Aim:
Scan the data below for the string "开播时间". Show every line where it turns up.

+++

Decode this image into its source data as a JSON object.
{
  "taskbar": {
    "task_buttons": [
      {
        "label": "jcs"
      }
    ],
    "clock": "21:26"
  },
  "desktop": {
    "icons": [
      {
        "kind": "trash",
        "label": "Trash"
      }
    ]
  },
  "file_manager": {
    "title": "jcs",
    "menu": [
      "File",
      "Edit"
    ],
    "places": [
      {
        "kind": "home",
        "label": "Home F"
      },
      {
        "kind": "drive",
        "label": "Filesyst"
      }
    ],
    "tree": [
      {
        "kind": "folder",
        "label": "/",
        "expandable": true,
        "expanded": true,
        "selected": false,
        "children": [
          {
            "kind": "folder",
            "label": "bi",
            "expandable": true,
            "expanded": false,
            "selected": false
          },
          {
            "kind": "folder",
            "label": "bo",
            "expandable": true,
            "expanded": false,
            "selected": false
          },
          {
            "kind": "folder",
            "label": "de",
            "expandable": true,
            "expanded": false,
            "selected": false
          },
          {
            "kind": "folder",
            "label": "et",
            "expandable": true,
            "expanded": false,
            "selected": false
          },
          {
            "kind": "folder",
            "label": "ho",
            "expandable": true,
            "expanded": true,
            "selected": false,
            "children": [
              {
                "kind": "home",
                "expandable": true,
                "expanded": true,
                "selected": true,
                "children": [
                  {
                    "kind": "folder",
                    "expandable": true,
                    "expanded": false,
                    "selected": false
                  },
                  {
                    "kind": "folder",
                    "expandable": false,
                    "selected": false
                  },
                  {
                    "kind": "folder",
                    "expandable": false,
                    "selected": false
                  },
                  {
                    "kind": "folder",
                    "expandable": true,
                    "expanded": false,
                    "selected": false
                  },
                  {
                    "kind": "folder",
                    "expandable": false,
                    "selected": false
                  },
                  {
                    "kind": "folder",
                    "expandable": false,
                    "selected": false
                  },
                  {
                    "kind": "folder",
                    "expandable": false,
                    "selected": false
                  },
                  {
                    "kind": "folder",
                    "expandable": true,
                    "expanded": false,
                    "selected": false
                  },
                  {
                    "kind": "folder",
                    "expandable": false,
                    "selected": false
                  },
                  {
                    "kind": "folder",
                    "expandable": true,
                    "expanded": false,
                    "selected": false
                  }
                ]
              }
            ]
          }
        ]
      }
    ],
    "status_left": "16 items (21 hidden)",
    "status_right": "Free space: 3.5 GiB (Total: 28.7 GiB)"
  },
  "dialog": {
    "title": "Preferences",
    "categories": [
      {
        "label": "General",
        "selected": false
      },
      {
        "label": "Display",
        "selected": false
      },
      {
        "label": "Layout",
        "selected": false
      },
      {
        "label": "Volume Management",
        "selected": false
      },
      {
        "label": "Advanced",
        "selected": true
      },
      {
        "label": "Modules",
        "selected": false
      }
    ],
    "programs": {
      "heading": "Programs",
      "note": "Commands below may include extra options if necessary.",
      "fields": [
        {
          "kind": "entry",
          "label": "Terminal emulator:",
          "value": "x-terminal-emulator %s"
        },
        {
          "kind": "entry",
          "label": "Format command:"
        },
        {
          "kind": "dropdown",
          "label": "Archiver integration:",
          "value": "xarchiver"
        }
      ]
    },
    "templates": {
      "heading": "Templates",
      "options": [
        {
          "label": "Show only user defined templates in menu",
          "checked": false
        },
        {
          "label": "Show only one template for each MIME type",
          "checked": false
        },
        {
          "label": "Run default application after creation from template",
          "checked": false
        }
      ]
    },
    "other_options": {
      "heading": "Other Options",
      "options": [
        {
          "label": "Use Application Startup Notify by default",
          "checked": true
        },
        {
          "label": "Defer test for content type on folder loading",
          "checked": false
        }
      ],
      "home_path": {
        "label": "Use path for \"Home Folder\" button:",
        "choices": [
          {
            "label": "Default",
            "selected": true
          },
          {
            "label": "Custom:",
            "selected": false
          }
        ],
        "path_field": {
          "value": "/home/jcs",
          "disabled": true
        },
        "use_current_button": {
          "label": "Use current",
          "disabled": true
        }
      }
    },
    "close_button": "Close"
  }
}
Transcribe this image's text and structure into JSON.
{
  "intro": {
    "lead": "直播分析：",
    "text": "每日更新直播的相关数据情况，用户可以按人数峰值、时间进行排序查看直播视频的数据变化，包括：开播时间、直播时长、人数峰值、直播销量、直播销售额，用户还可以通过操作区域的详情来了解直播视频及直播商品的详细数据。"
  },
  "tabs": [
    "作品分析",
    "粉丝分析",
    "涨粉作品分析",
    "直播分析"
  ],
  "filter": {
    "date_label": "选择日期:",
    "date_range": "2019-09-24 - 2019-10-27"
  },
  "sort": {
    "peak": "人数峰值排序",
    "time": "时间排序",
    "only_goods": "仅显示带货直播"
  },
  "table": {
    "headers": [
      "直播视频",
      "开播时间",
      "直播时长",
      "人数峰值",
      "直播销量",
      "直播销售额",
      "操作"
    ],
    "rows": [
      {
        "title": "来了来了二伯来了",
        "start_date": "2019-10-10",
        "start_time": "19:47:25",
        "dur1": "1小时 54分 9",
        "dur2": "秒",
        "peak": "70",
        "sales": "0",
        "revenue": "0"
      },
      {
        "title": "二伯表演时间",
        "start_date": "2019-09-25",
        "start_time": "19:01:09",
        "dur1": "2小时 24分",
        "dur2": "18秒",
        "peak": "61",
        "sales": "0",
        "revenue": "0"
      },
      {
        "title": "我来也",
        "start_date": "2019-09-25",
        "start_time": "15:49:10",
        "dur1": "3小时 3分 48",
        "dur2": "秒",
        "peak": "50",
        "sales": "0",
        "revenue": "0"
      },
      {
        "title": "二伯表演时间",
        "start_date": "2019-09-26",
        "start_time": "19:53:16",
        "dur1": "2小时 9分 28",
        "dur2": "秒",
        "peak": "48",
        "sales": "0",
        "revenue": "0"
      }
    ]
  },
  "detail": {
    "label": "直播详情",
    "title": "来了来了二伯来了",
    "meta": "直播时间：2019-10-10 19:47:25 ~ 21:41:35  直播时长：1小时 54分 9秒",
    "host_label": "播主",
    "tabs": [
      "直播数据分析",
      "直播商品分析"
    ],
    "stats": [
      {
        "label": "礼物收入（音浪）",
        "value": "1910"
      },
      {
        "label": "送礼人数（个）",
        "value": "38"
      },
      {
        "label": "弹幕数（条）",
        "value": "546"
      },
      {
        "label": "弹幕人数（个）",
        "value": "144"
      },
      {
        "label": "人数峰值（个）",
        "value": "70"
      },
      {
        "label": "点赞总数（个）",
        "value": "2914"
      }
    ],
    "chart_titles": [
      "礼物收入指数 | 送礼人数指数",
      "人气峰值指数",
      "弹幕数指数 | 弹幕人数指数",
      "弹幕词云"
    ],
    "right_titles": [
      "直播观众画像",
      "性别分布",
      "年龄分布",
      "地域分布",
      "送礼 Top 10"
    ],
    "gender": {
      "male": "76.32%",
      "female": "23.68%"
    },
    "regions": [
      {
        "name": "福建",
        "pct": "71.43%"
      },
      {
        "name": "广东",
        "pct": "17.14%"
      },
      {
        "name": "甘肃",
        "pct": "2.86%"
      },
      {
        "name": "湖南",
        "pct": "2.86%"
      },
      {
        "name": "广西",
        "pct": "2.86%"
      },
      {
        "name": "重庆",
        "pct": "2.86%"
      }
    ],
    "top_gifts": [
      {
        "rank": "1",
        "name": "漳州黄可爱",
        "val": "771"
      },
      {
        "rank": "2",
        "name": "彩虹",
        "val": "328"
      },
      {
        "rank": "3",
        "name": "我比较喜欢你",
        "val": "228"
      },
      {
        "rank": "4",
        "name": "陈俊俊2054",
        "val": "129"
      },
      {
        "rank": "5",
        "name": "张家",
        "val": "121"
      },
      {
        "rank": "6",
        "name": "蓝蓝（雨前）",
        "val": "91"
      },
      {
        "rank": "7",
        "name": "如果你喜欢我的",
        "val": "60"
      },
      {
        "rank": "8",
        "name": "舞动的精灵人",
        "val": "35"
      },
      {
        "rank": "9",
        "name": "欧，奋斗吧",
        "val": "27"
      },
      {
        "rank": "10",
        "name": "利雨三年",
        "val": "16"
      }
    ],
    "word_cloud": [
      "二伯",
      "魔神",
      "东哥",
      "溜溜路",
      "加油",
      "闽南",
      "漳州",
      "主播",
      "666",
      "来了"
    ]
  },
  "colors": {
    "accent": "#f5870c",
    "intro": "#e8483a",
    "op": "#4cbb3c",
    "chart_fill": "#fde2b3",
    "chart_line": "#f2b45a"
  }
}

+++

Result of the task:
    "text": "每日更新直播的相关数据情况，用户可以按人数峰值、时间进行排序查看直播视频的数据变化，包括：开播时间、直播时长、人数峰值、直播销量、直播销售额，用户还可以通过操作区域的详情来了解直播视频及直播商品的详细数据。"
      "开播时间",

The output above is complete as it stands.